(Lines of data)
** start **
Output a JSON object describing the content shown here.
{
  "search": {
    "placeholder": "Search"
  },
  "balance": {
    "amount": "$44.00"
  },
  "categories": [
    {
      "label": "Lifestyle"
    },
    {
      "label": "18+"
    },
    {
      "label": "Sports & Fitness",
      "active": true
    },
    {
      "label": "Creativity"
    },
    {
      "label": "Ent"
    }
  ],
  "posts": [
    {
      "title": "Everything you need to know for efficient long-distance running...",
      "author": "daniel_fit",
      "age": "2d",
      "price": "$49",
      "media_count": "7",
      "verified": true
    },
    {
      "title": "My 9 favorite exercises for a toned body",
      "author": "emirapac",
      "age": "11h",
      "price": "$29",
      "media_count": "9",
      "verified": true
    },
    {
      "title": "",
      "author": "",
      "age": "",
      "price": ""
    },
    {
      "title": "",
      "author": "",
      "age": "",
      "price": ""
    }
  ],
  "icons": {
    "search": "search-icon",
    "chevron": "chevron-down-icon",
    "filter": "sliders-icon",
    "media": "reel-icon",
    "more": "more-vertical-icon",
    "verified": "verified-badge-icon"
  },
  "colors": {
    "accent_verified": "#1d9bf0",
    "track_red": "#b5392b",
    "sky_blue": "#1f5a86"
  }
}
** end **
What the task asks: Gather all lines where the word "title" appears.

Written answer:
      "title": "Everything you need to know for efficient long-distance running...",
      "title": "My 9 favorite exercises for a toned body",
      "title": "",
      "title": "",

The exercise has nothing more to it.